»»
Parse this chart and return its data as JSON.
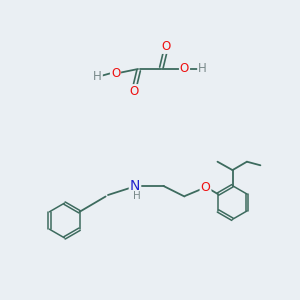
{
  "background_color": "#eaeff3",
  "bond_color": "#3d6b5e",
  "atom_colors": {
    "O": "#ee1111",
    "N": "#2222cc",
    "H": "#7a8a8a",
    "C": "#3d6b5e"
  },
  "font_size": 8.5,
  "figsize": [
    3.0,
    3.0
  ],
  "dpi": 100
}
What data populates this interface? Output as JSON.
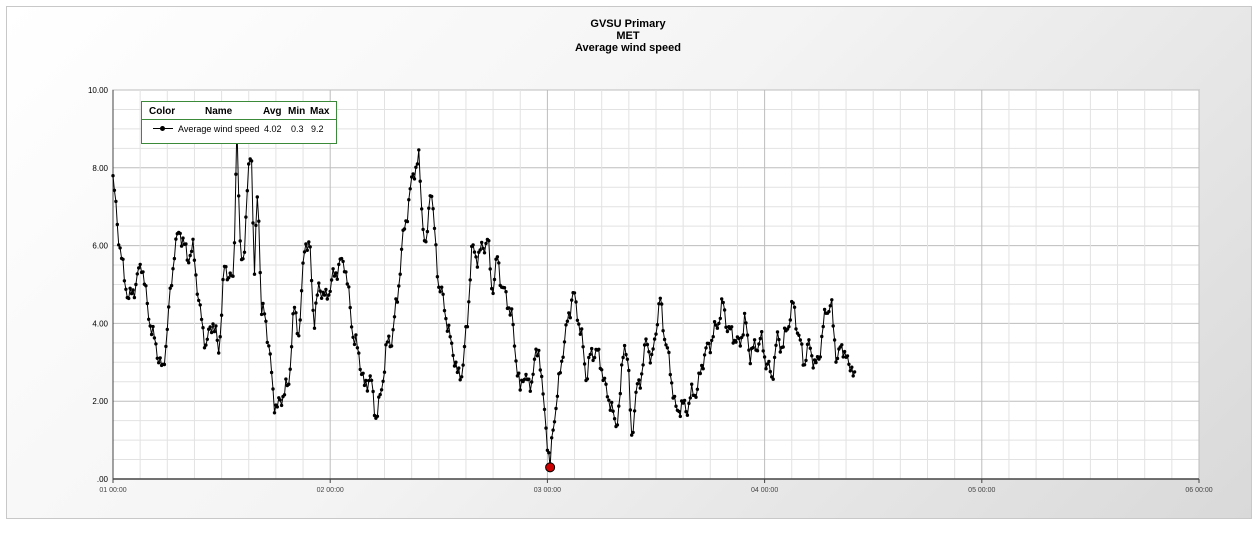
{
  "chart_data": {
    "type": "line",
    "title": [
      "GVSU Primary",
      "MET",
      "Average wind speed"
    ],
    "xlabel": "",
    "ylabel": "",
    "ylim": [
      0,
      10
    ],
    "yticks": [
      {
        "value": 0,
        "label": ".00"
      },
      {
        "value": 2,
        "label": "2.00"
      },
      {
        "value": 4,
        "label": "4.00"
      },
      {
        "value": 6,
        "label": "6.00"
      },
      {
        "value": 8,
        "label": "8.00"
      },
      {
        "value": 10,
        "label": "10.00"
      }
    ],
    "xticks": [
      "01 00:00",
      "02 00:00",
      "03 00:00",
      "04 00:00",
      "05 00:00",
      "06 00:00"
    ],
    "grid": true,
    "legend": {
      "placement": "top-left",
      "headers": [
        "Color",
        "Name",
        "Avg",
        "Min",
        "Max"
      ],
      "entries": [
        {
          "name": "Average wind speed",
          "avg": "4.02",
          "min": "0.3",
          "max": "9.2"
        }
      ]
    },
    "series": [
      {
        "name": "Average wind speed",
        "color": "#000000",
        "marker_highlight_color": "#cc0000",
        "x_unit": "hours from 01 00:00",
        "keypoints": [
          [
            0,
            7.7
          ],
          [
            0.6,
            6.3
          ],
          [
            1.2,
            5.2
          ],
          [
            1.8,
            4.6
          ],
          [
            2.5,
            5.0
          ],
          [
            3.2,
            5.6
          ],
          [
            3.8,
            4.4
          ],
          [
            4.4,
            3.7
          ],
          [
            5.0,
            3.2
          ],
          [
            5.5,
            2.7
          ],
          [
            6.0,
            3.9
          ],
          [
            6.8,
            5.9
          ],
          [
            7.4,
            6.4
          ],
          [
            8.2,
            5.7
          ],
          [
            8.9,
            5.9
          ],
          [
            9.6,
            4.3
          ],
          [
            10.3,
            3.4
          ],
          [
            11.0,
            4.1
          ],
          [
            11.7,
            3.3
          ],
          [
            12.3,
            5.4
          ],
          [
            12.8,
            5.3
          ],
          [
            13.3,
            5.0
          ],
          [
            13.7,
            9.2
          ],
          [
            14.0,
            6.0
          ],
          [
            14.3,
            5.6
          ],
          [
            14.6,
            6.2
          ],
          [
            15.0,
            8.0
          ],
          [
            15.3,
            8.6
          ],
          [
            15.6,
            5.0
          ],
          [
            16.0,
            7.7
          ],
          [
            16.4,
            4.2
          ],
          [
            16.8,
            4.3
          ],
          [
            17.3,
            3.2
          ],
          [
            17.8,
            2.0
          ],
          [
            18.2,
            1.8
          ],
          [
            18.8,
            2.2
          ],
          [
            19.4,
            2.4
          ],
          [
            20.0,
            4.4
          ],
          [
            20.6,
            3.7
          ],
          [
            21.2,
            6.2
          ],
          [
            21.8,
            5.8
          ],
          [
            22.2,
            4.0
          ],
          [
            22.8,
            5.0
          ],
          [
            23.5,
            4.6
          ],
          [
            24.2,
            5.1
          ],
          [
            25.0,
            5.5
          ],
          [
            25.6,
            5.6
          ],
          [
            26.0,
            4.8
          ],
          [
            26.6,
            3.6
          ],
          [
            27.2,
            3.2
          ],
          [
            27.8,
            2.3
          ],
          [
            28.4,
            2.7
          ],
          [
            29.0,
            1.6
          ],
          [
            29.6,
            2.1
          ],
          [
            30.2,
            3.4
          ],
          [
            30.8,
            3.6
          ],
          [
            31.4,
            4.6
          ],
          [
            32.0,
            6.1
          ],
          [
            32.6,
            7.0
          ],
          [
            33.2,
            7.9
          ],
          [
            33.8,
            8.2
          ],
          [
            34.2,
            6.7
          ],
          [
            34.6,
            5.8
          ],
          [
            35.1,
            7.7
          ],
          [
            35.5,
            6.4
          ],
          [
            36.0,
            5.0
          ],
          [
            36.6,
            4.5
          ],
          [
            37.2,
            3.6
          ],
          [
            37.6,
            3.3
          ],
          [
            38.1,
            2.6
          ],
          [
            38.6,
            2.8
          ],
          [
            39.2,
            4.1
          ],
          [
            39.6,
            5.9
          ],
          [
            40.2,
            5.7
          ],
          [
            40.8,
            5.9
          ],
          [
            41.4,
            6.2
          ],
          [
            41.9,
            4.8
          ],
          [
            42.5,
            5.7
          ],
          [
            43.0,
            4.9
          ],
          [
            43.6,
            4.6
          ],
          [
            44.1,
            4.1
          ],
          [
            44.5,
            3.2
          ],
          [
            45.0,
            2.2
          ],
          [
            45.4,
            2.8
          ],
          [
            46.0,
            2.3
          ],
          [
            46.6,
            3.0
          ],
          [
            47.1,
            3.4
          ],
          [
            47.5,
            2.1
          ],
          [
            48.0,
            1.0
          ],
          [
            48.3,
            0.3
          ],
          [
            48.7,
            1.5
          ],
          [
            49.2,
            2.3
          ],
          [
            49.7,
            3.3
          ],
          [
            50.3,
            4.1
          ],
          [
            50.8,
            4.8
          ],
          [
            51.3,
            4.3
          ],
          [
            51.8,
            3.6
          ],
          [
            52.3,
            2.6
          ],
          [
            52.8,
            3.2
          ],
          [
            53.4,
            3.3
          ],
          [
            54.0,
            2.9
          ],
          [
            54.5,
            2.2
          ],
          [
            55.0,
            2.0
          ],
          [
            55.5,
            1.3
          ],
          [
            56.0,
            2.0
          ],
          [
            56.5,
            3.6
          ],
          [
            56.9,
            3.0
          ],
          [
            57.3,
            1.1
          ],
          [
            57.9,
            2.3
          ],
          [
            58.5,
            2.8
          ],
          [
            59.0,
            3.7
          ],
          [
            59.5,
            2.9
          ],
          [
            60.0,
            3.9
          ],
          [
            60.5,
            4.6
          ],
          [
            61.0,
            3.6
          ],
          [
            61.6,
            2.8
          ],
          [
            62.2,
            1.7
          ],
          [
            62.8,
            1.9
          ],
          [
            63.4,
            1.8
          ],
          [
            64.0,
            2.2
          ],
          [
            64.6,
            2.3
          ],
          [
            65.2,
            3.1
          ],
          [
            66.0,
            3.5
          ],
          [
            66.8,
            4.0
          ],
          [
            67.4,
            4.5
          ],
          [
            68.0,
            3.8
          ],
          [
            68.6,
            3.7
          ],
          [
            69.2,
            3.4
          ],
          [
            69.8,
            4.1
          ],
          [
            70.4,
            3.2
          ],
          [
            71.0,
            3.4
          ],
          [
            71.6,
            3.6
          ],
          [
            72.2,
            3.0
          ],
          [
            72.8,
            2.6
          ],
          [
            73.4,
            3.6
          ],
          [
            74.0,
            3.4
          ],
          [
            74.6,
            4.0
          ],
          [
            75.2,
            4.5
          ],
          [
            75.8,
            3.6
          ],
          [
            76.4,
            3.0
          ],
          [
            77.0,
            3.5
          ],
          [
            77.6,
            2.8
          ],
          [
            78.2,
            3.4
          ],
          [
            78.8,
            4.4
          ],
          [
            79.4,
            4.4
          ],
          [
            80.0,
            3.0
          ],
          [
            80.6,
            3.5
          ],
          [
            81.2,
            2.9
          ],
          [
            81.6,
            3.0
          ],
          [
            82.0,
            2.4
          ]
        ],
        "highlights": [
          {
            "label": "max",
            "x": 13.7,
            "y": 9.2
          },
          {
            "label": "min",
            "x": 48.3,
            "y": 0.3
          }
        ]
      }
    ]
  }
}
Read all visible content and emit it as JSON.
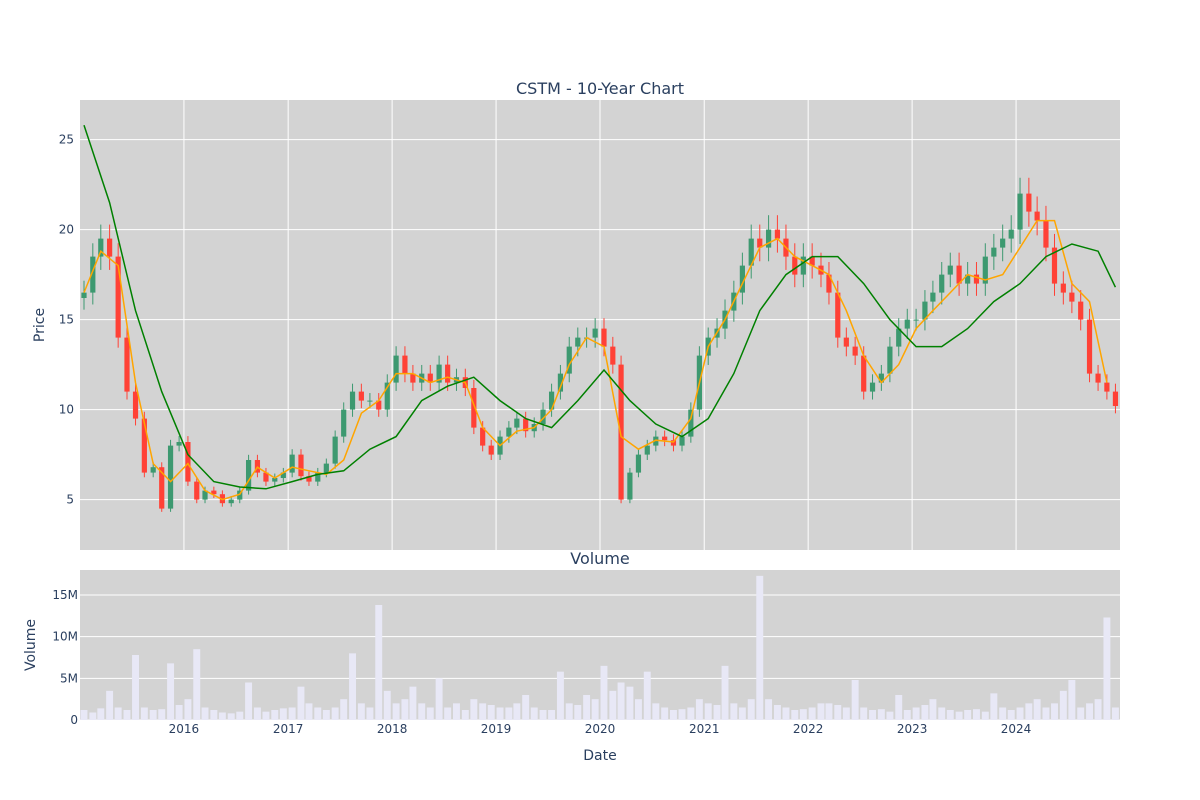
{
  "chart_data": [
    {
      "type": "candlestick",
      "title": "CSTM - 10-Year Chart",
      "ylabel": "Price",
      "ylim": [
        2.2,
        27.2
      ],
      "xlim": [
        "2015-01-01",
        "2024-12-31"
      ],
      "y_ticks": [
        5,
        10,
        15,
        20,
        25
      ],
      "grid": true,
      "background": "#d3d3d3",
      "colors": {
        "up": "#3d9970",
        "down": "#ff4136",
        "ma_short": "#ffa500",
        "ma_long": "#008000"
      },
      "series": [
        {
          "kind": "close",
          "x": [
            "2015-01",
            "2015-02",
            "2015-03",
            "2015-04",
            "2015-05",
            "2015-06",
            "2015-07",
            "2015-08",
            "2015-09",
            "2015-10",
            "2015-11",
            "2015-12",
            "2016-01",
            "2016-02",
            "2016-03",
            "2016-04",
            "2016-05",
            "2016-06",
            "2016-07",
            "2016-08",
            "2016-09",
            "2016-10",
            "2016-11",
            "2016-12",
            "2017-01",
            "2017-02",
            "2017-03",
            "2017-04",
            "2017-05",
            "2017-06",
            "2017-07",
            "2017-08",
            "2017-09",
            "2017-10",
            "2017-11",
            "2017-12",
            "2018-01",
            "2018-02",
            "2018-03",
            "2018-04",
            "2018-05",
            "2018-06",
            "2018-07",
            "2018-08",
            "2018-09",
            "2018-10",
            "2018-11",
            "2018-12",
            "2019-01",
            "2019-02",
            "2019-03",
            "2019-04",
            "2019-05",
            "2019-06",
            "2019-07",
            "2019-08",
            "2019-09",
            "2019-10",
            "2019-11",
            "2019-12",
            "2020-01",
            "2020-02",
            "2020-03",
            "2020-04",
            "2020-05",
            "2020-06",
            "2020-07",
            "2020-08",
            "2020-09",
            "2020-10",
            "2020-11",
            "2020-12",
            "2021-01",
            "2021-02",
            "2021-03",
            "2021-04",
            "2021-05",
            "2021-06",
            "2021-07",
            "2021-08",
            "2021-09",
            "2021-10",
            "2021-11",
            "2021-12",
            "2022-01",
            "2022-02",
            "2022-03",
            "2022-04",
            "2022-05",
            "2022-06",
            "2022-07",
            "2022-08",
            "2022-09",
            "2022-10",
            "2022-11",
            "2022-12",
            "2023-01",
            "2023-02",
            "2023-03",
            "2023-04",
            "2023-05",
            "2023-06",
            "2023-07",
            "2023-08",
            "2023-09",
            "2023-10",
            "2023-11",
            "2023-12",
            "2024-01",
            "2024-02",
            "2024-03",
            "2024-04",
            "2024-05",
            "2024-06",
            "2024-07",
            "2024-08",
            "2024-09",
            "2024-10",
            "2024-11",
            "2024-12"
          ],
          "values": [
            16.5,
            18.5,
            19.5,
            18.5,
            14.0,
            11.0,
            9.5,
            6.5,
            6.8,
            4.5,
            8.0,
            8.2,
            6.0,
            5.0,
            5.5,
            5.3,
            4.8,
            5.0,
            5.5,
            7.2,
            6.5,
            6.0,
            6.2,
            6.5,
            7.5,
            6.3,
            6.0,
            6.5,
            7.0,
            8.5,
            10.0,
            11.0,
            10.5,
            10.5,
            10.0,
            11.5,
            13.0,
            12.0,
            11.5,
            12.0,
            11.5,
            12.5,
            11.5,
            11.8,
            11.2,
            9.0,
            8.0,
            7.5,
            8.5,
            9.0,
            9.5,
            8.8,
            9.2,
            10.0,
            11.0,
            12.0,
            13.5,
            14.0,
            14.0,
            14.5,
            13.5,
            12.5,
            5.0,
            6.5,
            7.5,
            8.0,
            8.5,
            8.3,
            8.0,
            8.5,
            10.0,
            13.0,
            14.0,
            14.5,
            15.5,
            16.5,
            18.0,
            19.5,
            19.0,
            20.0,
            19.5,
            18.5,
            17.5,
            18.5,
            18.0,
            17.5,
            16.5,
            14.0,
            13.5,
            13.0,
            11.0,
            11.5,
            12.0,
            13.5,
            14.5,
            15.0,
            15.0,
            16.0,
            16.5,
            17.5,
            18.0,
            17.0,
            17.5,
            17.0,
            18.5,
            19.0,
            19.5,
            20.0,
            22.0,
            21.0,
            20.5,
            19.0,
            17.0,
            16.5,
            16.0,
            15.0,
            12.0,
            11.5,
            11.0,
            10.2
          ]
        },
        {
          "kind": "ma_short",
          "x": [
            "2015-01",
            "2015-03",
            "2015-05",
            "2015-07",
            "2015-09",
            "2015-11",
            "2016-01",
            "2016-03",
            "2016-05",
            "2016-07",
            "2016-09",
            "2016-11",
            "2017-01",
            "2017-03",
            "2017-05",
            "2017-07",
            "2017-09",
            "2017-11",
            "2018-01",
            "2018-03",
            "2018-05",
            "2018-07",
            "2018-09",
            "2018-11",
            "2019-01",
            "2019-03",
            "2019-05",
            "2019-07",
            "2019-09",
            "2019-11",
            "2020-01",
            "2020-03",
            "2020-05",
            "2020-07",
            "2020-09",
            "2020-11",
            "2021-01",
            "2021-03",
            "2021-05",
            "2021-07",
            "2021-09",
            "2021-11",
            "2022-01",
            "2022-03",
            "2022-05",
            "2022-07",
            "2022-09",
            "2022-11",
            "2023-01",
            "2023-03",
            "2023-05",
            "2023-07",
            "2023-09",
            "2023-11",
            "2024-01",
            "2024-03",
            "2024-05",
            "2024-07",
            "2024-09",
            "2024-11"
          ],
          "values": [
            16.5,
            18.8,
            18.0,
            11.5,
            7.0,
            6.0,
            7.0,
            5.5,
            5.0,
            5.3,
            6.8,
            6.2,
            6.8,
            6.6,
            6.4,
            7.2,
            9.8,
            10.5,
            12.0,
            12.0,
            11.5,
            11.8,
            11.5,
            9.0,
            8.0,
            8.8,
            9.0,
            10.0,
            12.5,
            14.0,
            13.5,
            8.5,
            7.8,
            8.3,
            8.2,
            9.5,
            13.5,
            15.0,
            17.0,
            19.0,
            19.5,
            18.5,
            18.0,
            17.5,
            15.5,
            13.0,
            11.5,
            12.5,
            14.5,
            15.5,
            16.5,
            17.5,
            17.2,
            17.5,
            19.0,
            20.5,
            20.5,
            17.0,
            16.0,
            11.5
          ]
        },
        {
          "kind": "ma_long",
          "x": [
            "2015-01",
            "2015-04",
            "2015-07",
            "2015-10",
            "2016-01",
            "2016-04",
            "2016-07",
            "2016-10",
            "2017-01",
            "2017-04",
            "2017-07",
            "2017-10",
            "2018-01",
            "2018-04",
            "2018-07",
            "2018-10",
            "2019-01",
            "2019-04",
            "2019-07",
            "2019-10",
            "2020-01",
            "2020-04",
            "2020-07",
            "2020-10",
            "2021-01",
            "2021-04",
            "2021-07",
            "2021-10",
            "2022-01",
            "2022-04",
            "2022-07",
            "2022-10",
            "2023-01",
            "2023-04",
            "2023-07",
            "2023-10",
            "2024-01",
            "2024-04",
            "2024-07",
            "2024-10",
            "2024-12"
          ],
          "values": [
            25.8,
            21.5,
            15.5,
            11.0,
            7.5,
            6.0,
            5.7,
            5.6,
            6.0,
            6.4,
            6.6,
            7.8,
            8.5,
            10.5,
            11.3,
            11.8,
            10.5,
            9.5,
            9.0,
            10.5,
            12.2,
            10.5,
            9.2,
            8.5,
            9.5,
            12.0,
            15.5,
            17.5,
            18.5,
            18.5,
            17.0,
            15.0,
            13.5,
            13.5,
            14.5,
            16.0,
            17.0,
            18.5,
            19.2,
            18.8,
            16.8
          ]
        }
      ]
    },
    {
      "type": "bar",
      "title": "Volume",
      "xlabel": "Date",
      "ylabel": "Volume",
      "ylim": [
        0,
        18000000
      ],
      "y_ticks": [
        0,
        5000000,
        10000000,
        15000000
      ],
      "y_tick_labels": [
        "0",
        "5M",
        "10M",
        "15M"
      ],
      "x_tick_labels": [
        "2016",
        "2017",
        "2018",
        "2019",
        "2020",
        "2021",
        "2022",
        "2023",
        "2024"
      ],
      "grid": true,
      "background": "#d3d3d3",
      "bar_color": "#e8e8f6",
      "series": [
        {
          "x": [
            "2015-01",
            "2015-02",
            "2015-03",
            "2015-04",
            "2015-05",
            "2015-06",
            "2015-07",
            "2015-08",
            "2015-09",
            "2015-10",
            "2015-11",
            "2015-12",
            "2016-01",
            "2016-02",
            "2016-03",
            "2016-04",
            "2016-05",
            "2016-06",
            "2016-07",
            "2016-08",
            "2016-09",
            "2016-10",
            "2016-11",
            "2016-12",
            "2017-01",
            "2017-02",
            "2017-03",
            "2017-04",
            "2017-05",
            "2017-06",
            "2017-07",
            "2017-08",
            "2017-09",
            "2017-10",
            "2017-11",
            "2017-12",
            "2018-01",
            "2018-02",
            "2018-03",
            "2018-04",
            "2018-05",
            "2018-06",
            "2018-07",
            "2018-08",
            "2018-09",
            "2018-10",
            "2018-11",
            "2018-12",
            "2019-01",
            "2019-02",
            "2019-03",
            "2019-04",
            "2019-05",
            "2019-06",
            "2019-07",
            "2019-08",
            "2019-09",
            "2019-10",
            "2019-11",
            "2019-12",
            "2020-01",
            "2020-02",
            "2020-03",
            "2020-04",
            "2020-05",
            "2020-06",
            "2020-07",
            "2020-08",
            "2020-09",
            "2020-10",
            "2020-11",
            "2020-12",
            "2021-01",
            "2021-02",
            "2021-03",
            "2021-04",
            "2021-05",
            "2021-06",
            "2021-07",
            "2021-08",
            "2021-09",
            "2021-10",
            "2021-11",
            "2021-12",
            "2022-01",
            "2022-02",
            "2022-03",
            "2022-04",
            "2022-05",
            "2022-06",
            "2022-07",
            "2022-08",
            "2022-09",
            "2022-10",
            "2022-11",
            "2022-12",
            "2023-01",
            "2023-02",
            "2023-03",
            "2023-04",
            "2023-05",
            "2023-06",
            "2023-07",
            "2023-08",
            "2023-09",
            "2023-10",
            "2023-11",
            "2023-12",
            "2024-01",
            "2024-02",
            "2024-03",
            "2024-04",
            "2024-05",
            "2024-06",
            "2024-07",
            "2024-08",
            "2024-09",
            "2024-10",
            "2024-11",
            "2024-12"
          ],
          "values": [
            1200000,
            900000,
            1400000,
            3500000,
            1500000,
            1200000,
            7800000,
            1500000,
            1200000,
            1300000,
            6800000,
            1800000,
            2500000,
            8500000,
            1500000,
            1200000,
            900000,
            800000,
            1000000,
            4500000,
            1500000,
            1000000,
            1200000,
            1400000,
            1500000,
            4000000,
            2000000,
            1500000,
            1200000,
            1500000,
            2500000,
            8000000,
            2000000,
            1500000,
            13800000,
            3500000,
            2000000,
            2500000,
            4000000,
            2000000,
            1500000,
            5000000,
            1500000,
            2000000,
            1200000,
            2500000,
            2000000,
            1800000,
            1500000,
            1500000,
            2000000,
            3000000,
            1500000,
            1200000,
            1200000,
            5800000,
            2000000,
            1800000,
            3000000,
            2500000,
            6500000,
            3500000,
            4500000,
            4000000,
            2500000,
            5800000,
            2000000,
            1500000,
            1200000,
            1300000,
            1500000,
            2500000,
            2000000,
            1800000,
            6500000,
            2000000,
            1500000,
            2500000,
            17300000,
            2500000,
            1800000,
            1500000,
            1200000,
            1300000,
            1500000,
            2000000,
            2000000,
            1800000,
            1500000,
            4800000,
            1500000,
            1200000,
            1300000,
            1000000,
            3000000,
            1200000,
            1500000,
            1800000,
            2500000,
            1500000,
            1200000,
            1000000,
            1200000,
            1300000,
            1000000,
            3200000,
            1500000,
            1200000,
            1500000,
            2000000,
            2500000,
            1500000,
            2000000,
            3500000,
            4800000,
            1500000,
            2000000,
            2500000,
            12300000,
            1500000
          ]
        }
      ]
    }
  ]
}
««
§ **Direction**: What is the number of lines in these records that contain "type"? Reply with the number only.

§ **Correct result**: 3